• Written task
Scan the entries below and extract each line with the word "солнца" in it.

[Extracted data entries]
* BEGIN *

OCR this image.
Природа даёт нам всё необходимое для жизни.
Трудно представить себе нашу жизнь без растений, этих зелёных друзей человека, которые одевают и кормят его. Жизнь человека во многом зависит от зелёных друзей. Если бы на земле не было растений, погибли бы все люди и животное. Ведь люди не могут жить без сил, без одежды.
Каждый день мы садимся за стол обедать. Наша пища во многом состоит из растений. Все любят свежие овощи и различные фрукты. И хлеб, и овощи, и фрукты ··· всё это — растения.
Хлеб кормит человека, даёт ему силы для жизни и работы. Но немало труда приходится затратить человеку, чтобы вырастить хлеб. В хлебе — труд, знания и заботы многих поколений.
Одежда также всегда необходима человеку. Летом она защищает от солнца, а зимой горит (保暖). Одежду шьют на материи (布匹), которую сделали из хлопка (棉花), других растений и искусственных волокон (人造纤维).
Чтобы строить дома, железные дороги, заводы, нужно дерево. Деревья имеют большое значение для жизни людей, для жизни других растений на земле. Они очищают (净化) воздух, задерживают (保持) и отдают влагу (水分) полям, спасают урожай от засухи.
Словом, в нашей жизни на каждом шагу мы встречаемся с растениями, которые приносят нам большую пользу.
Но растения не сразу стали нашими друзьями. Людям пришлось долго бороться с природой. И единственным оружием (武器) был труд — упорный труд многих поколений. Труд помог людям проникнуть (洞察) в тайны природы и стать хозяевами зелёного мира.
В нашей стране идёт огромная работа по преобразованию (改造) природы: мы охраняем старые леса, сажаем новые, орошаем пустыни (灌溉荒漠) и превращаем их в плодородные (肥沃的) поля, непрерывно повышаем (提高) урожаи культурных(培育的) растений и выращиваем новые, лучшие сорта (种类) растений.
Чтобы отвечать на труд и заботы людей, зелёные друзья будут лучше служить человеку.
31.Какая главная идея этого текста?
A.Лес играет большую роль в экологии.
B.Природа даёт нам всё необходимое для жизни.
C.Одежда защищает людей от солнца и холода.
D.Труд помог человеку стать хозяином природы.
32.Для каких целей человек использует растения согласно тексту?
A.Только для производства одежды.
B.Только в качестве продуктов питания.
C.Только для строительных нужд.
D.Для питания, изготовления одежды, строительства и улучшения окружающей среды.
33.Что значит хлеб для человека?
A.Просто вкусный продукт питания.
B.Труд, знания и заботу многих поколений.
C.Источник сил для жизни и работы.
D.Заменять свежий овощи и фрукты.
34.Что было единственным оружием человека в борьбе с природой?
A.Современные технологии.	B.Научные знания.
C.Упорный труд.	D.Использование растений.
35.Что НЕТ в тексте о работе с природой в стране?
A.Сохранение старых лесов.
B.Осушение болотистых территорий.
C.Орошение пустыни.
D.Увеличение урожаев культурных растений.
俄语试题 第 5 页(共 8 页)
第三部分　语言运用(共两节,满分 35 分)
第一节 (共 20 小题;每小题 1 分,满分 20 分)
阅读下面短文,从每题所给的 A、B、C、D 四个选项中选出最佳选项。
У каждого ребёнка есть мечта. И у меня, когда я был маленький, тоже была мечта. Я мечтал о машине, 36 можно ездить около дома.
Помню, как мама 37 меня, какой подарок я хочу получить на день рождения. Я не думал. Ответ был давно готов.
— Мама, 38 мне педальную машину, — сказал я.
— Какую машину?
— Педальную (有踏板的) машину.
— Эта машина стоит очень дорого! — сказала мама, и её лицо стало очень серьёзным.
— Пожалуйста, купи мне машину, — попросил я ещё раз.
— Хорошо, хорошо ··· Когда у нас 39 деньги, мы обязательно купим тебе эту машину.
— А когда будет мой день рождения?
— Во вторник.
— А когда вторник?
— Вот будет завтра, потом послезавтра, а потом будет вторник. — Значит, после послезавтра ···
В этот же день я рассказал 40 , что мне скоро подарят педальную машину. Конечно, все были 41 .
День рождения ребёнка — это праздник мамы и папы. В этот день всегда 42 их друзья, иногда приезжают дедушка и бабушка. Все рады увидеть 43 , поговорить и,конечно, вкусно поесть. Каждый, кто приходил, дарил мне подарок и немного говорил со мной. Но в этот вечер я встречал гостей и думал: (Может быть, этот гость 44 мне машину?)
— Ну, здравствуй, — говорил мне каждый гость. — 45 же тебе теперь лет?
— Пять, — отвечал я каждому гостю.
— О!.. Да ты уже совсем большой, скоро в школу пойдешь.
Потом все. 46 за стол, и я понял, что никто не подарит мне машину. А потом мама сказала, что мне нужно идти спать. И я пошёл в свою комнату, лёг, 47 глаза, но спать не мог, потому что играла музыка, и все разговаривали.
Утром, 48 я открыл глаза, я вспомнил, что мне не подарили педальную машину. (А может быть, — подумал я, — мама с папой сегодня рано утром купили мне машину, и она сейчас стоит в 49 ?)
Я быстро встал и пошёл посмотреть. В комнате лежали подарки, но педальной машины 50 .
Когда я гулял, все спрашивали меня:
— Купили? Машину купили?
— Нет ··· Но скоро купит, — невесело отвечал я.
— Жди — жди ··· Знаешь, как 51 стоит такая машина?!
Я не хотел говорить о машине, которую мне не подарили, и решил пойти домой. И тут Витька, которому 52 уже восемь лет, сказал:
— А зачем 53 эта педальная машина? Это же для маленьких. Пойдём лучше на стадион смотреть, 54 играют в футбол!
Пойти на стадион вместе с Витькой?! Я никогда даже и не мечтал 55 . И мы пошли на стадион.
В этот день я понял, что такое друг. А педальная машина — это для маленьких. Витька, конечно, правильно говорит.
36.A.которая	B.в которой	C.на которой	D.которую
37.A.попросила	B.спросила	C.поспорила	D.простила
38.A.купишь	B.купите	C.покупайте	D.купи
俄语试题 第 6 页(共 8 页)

* END *

• Exercise result
Одежда также всегда необходима человеку. Летом она защищает от солнца, а зимой горит (保暖). Одежду шьют на материи (布匹), которую сделали из хлопка (棉花), других растений и искусственных волокон (人造纤维).
C.Одежда защищает людей от солнца и холода.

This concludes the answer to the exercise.